[INPUT ROWS]
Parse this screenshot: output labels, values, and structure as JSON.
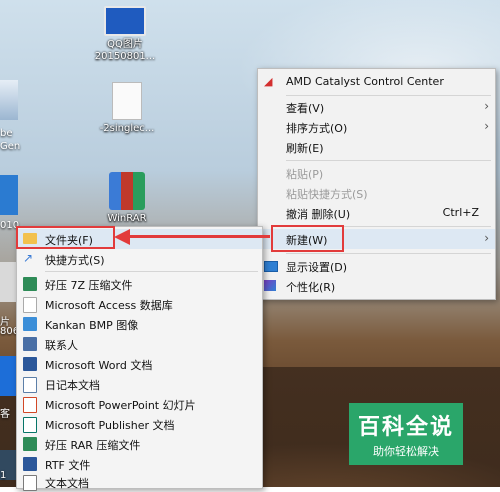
{
  "desktop": {
    "icons": [
      {
        "label1": "QQ图片",
        "label2": "20150801..."
      },
      {
        "label1": "",
        "label2": "-2singlec..."
      },
      {
        "label1": "WinRAR",
        "label2": ""
      }
    ],
    "left_labels": [
      "be",
      "Gen",
      "010",
      "片",
      "806",
      "客",
      "1"
    ]
  },
  "context_menu": {
    "items": [
      {
        "label": "AMD Catalyst Control Center",
        "icon": "amd-icon"
      },
      {
        "label": "查看(V)",
        "arrow": "›"
      },
      {
        "label": "排序方式(O)",
        "arrow": "›"
      },
      {
        "label": "刷新(E)"
      },
      {
        "label": "粘贴(P)",
        "disabled": true
      },
      {
        "label": "粘贴快捷方式(S)",
        "disabled": true
      },
      {
        "label": "撤消 删除(U)",
        "shortcut": "Ctrl+Z"
      },
      {
        "label": "新建(W)",
        "arrow": "›"
      },
      {
        "label": "显示设置(D)",
        "icon": "display-icon"
      },
      {
        "label": "个性化(R)",
        "icon": "personalize-icon"
      }
    ]
  },
  "new_submenu": {
    "items": [
      {
        "label": "文件夹(F)",
        "icon": "folder-icon",
        "color": "#f2c14e"
      },
      {
        "label": "快捷方式(S)",
        "icon": "shortcut-icon",
        "color": "#3a7bd5"
      },
      {
        "label": "好压 7Z 压缩文件",
        "icon": "archive-icon",
        "color": "#2e8b57"
      },
      {
        "label": "Microsoft Access 数据库",
        "icon": "access-icon",
        "color": "#a4373a"
      },
      {
        "label": "Kankan BMP 图像",
        "icon": "image-icon",
        "color": "#3b8ed8"
      },
      {
        "label": "联系人",
        "icon": "contact-icon",
        "color": "#4a6fa5"
      },
      {
        "label": "Microsoft Word 文档",
        "icon": "word-icon",
        "color": "#2b579a"
      },
      {
        "label": "日记本文档",
        "icon": "journal-icon",
        "color": "#5c7fa8"
      },
      {
        "label": "Microsoft PowerPoint 幻灯片",
        "icon": "powerpoint-icon",
        "color": "#d24726"
      },
      {
        "label": "Microsoft Publisher 文档",
        "icon": "publisher-icon",
        "color": "#077568"
      },
      {
        "label": "好压 RAR 压缩文件",
        "icon": "archive-icon",
        "color": "#2e8b57"
      },
      {
        "label": "RTF 文件",
        "icon": "rtf-icon",
        "color": "#2b579a"
      },
      {
        "label": "文本文档",
        "icon": "text-icon",
        "color": "#7a7a7a"
      }
    ]
  },
  "watermark": {
    "title": "百科全说",
    "subtitle": "助你轻松解决"
  },
  "accent_color": "#e23b3b"
}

[WHAT YOU HAVE TO DO] From the records given above, reproduce all text exactly and exclude each picture.

[EXERCISE SOLUTION]
Parse this screenshot: output labels, values, and structure as JSON.
{
  "desktop": {
    "icons": [
      {
        "label1": "QQ图片",
        "label2": "20150801..."
      },
      {
        "label1": "",
        "label2": "-2singlec..."
      },
      {
        "label1": "WinRAR",
        "label2": ""
      }
    ],
    "left_labels": [
      "be",
      "Gen",
      "010",
      "片",
      "806",
      "客",
      "1"
    ]
  },
  "context_menu": {
    "items": [
      {
        "label": "AMD Catalyst Control Center",
        "icon": "amd-icon"
      },
      {
        "label": "查看(V)",
        "arrow": "›"
      },
      {
        "label": "排序方式(O)",
        "arrow": "›"
      },
      {
        "label": "刷新(E)"
      },
      {
        "label": "粘贴(P)",
        "disabled": true
      },
      {
        "label": "粘贴快捷方式(S)",
        "disabled": true
      },
      {
        "label": "撤消 删除(U)",
        "shortcut": "Ctrl+Z"
      },
      {
        "label": "新建(W)",
        "arrow": "›"
      },
      {
        "label": "显示设置(D)",
        "icon": "display-icon"
      },
      {
        "label": "个性化(R)",
        "icon": "personalize-icon"
      }
    ]
  },
  "new_submenu": {
    "items": [
      {
        "label": "文件夹(F)",
        "icon": "folder-icon",
        "color": "#f2c14e"
      },
      {
        "label": "快捷方式(S)",
        "icon": "shortcut-icon",
        "color": "#3a7bd5"
      },
      {
        "label": "好压 7Z 压缩文件",
        "icon": "archive-icon",
        "color": "#2e8b57"
      },
      {
        "label": "Microsoft Access 数据库",
        "icon": "access-icon",
        "color": "#a4373a"
      },
      {
        "label": "Kankan BMP 图像",
        "icon": "image-icon",
        "color": "#3b8ed8"
      },
      {
        "label": "联系人",
        "icon": "contact-icon",
        "color": "#4a6fa5"
      },
      {
        "label": "Microsoft Word 文档",
        "icon": "word-icon",
        "color": "#2b579a"
      },
      {
        "label": "日记本文档",
        "icon": "journal-icon",
        "color": "#5c7fa8"
      },
      {
        "label": "Microsoft PowerPoint 幻灯片",
        "icon": "powerpoint-icon",
        "color": "#d24726"
      },
      {
        "label": "Microsoft Publisher 文档",
        "icon": "publisher-icon",
        "color": "#077568"
      },
      {
        "label": "好压 RAR 压缩文件",
        "icon": "archive-icon",
        "color": "#2e8b57"
      },
      {
        "label": "RTF 文件",
        "icon": "rtf-icon",
        "color": "#2b579a"
      },
      {
        "label": "文本文档",
        "icon": "text-icon",
        "color": "#7a7a7a"
      }
    ]
  },
  "watermark": {
    "title": "百科全说",
    "subtitle": "助你轻松解决"
  },
  "accent_color": "#e23b3b"
}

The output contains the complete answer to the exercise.